[Available records]

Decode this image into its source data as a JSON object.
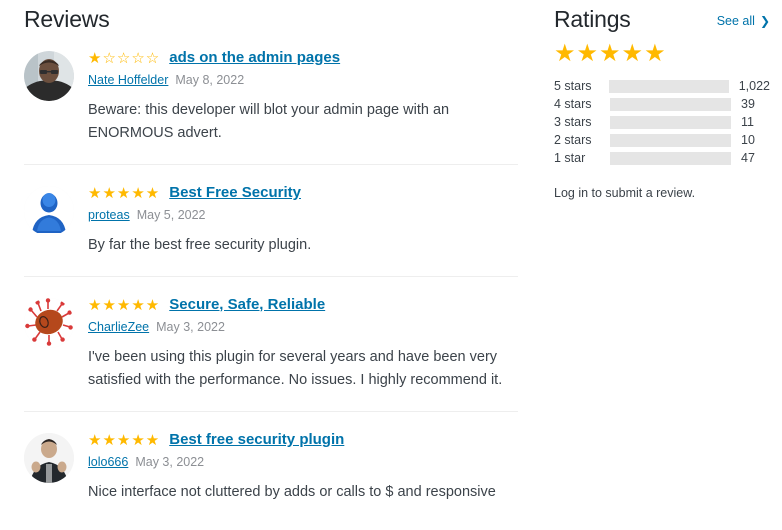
{
  "reviews_section": {
    "title": "Reviews",
    "items": [
      {
        "id": "review-1",
        "stars_filled": 1,
        "stars_total": 5,
        "title": "ads on the admin pages",
        "author": "Nate Hoffelder",
        "date": "May 8, 2022",
        "text": "Beware: this developer will blot your admin page with an ENORMOUS advert.",
        "avatar": "photo-man-glasses"
      },
      {
        "id": "review-2",
        "stars_filled": 5,
        "stars_total": 5,
        "title": "Best Free Security",
        "author": "proteas",
        "date": "May 5, 2022",
        "text": "By far the best free security plugin.",
        "avatar": "blue-mystery-person"
      },
      {
        "id": "review-3",
        "stars_filled": 5,
        "stars_total": 5,
        "title": "Secure, Safe, Reliable",
        "author": "CharlieZee",
        "date": "May 3, 2022",
        "text": "I've been using this plugin for several years and have been very satisfied with the performance. No issues. I highly recommend it.",
        "avatar": "orange-germ-cartoon"
      },
      {
        "id": "review-4",
        "stars_filled": 5,
        "stars_total": 5,
        "title": "Best free security plugin",
        "author": "lolo666",
        "date": "May 3, 2022",
        "text": "Nice interface not cluttered by adds or calls to $ and responsive",
        "avatar": "photo-person-dark-jacket"
      }
    ]
  },
  "ratings_section": {
    "title": "Ratings",
    "see_all_label": "See all",
    "see_all_icon": "chevron-right-icon",
    "overall_stars": 5,
    "overall_stars_total": 5,
    "breakdown": [
      {
        "label": "5 stars",
        "count": "1,022",
        "value": 1022,
        "fill_percent": 91
      },
      {
        "label": "4 stars",
        "count": "39",
        "value": 39,
        "fill_percent": 6
      },
      {
        "label": "3 stars",
        "count": "11",
        "value": 11,
        "fill_percent": 2
      },
      {
        "label": "2 stars",
        "count": "10",
        "value": 10,
        "fill_percent": 2
      },
      {
        "label": "1 star",
        "count": "47",
        "value": 47,
        "fill_percent": 7
      }
    ],
    "login_note": "Log in to submit a review."
  },
  "colors": {
    "star": "#ffb900",
    "bar_fill": "#ffc733",
    "bar_track": "#e5e5e5",
    "link": "#0073aa",
    "text": "#3c434a",
    "muted": "#8c8f94"
  }
}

[What is being asked] Copy every line in the listing above where the string "person" turns up.

[Output of the exercise]
        "avatar": "blue-mystery-person"
        "avatar": "photo-person-dark-jacket"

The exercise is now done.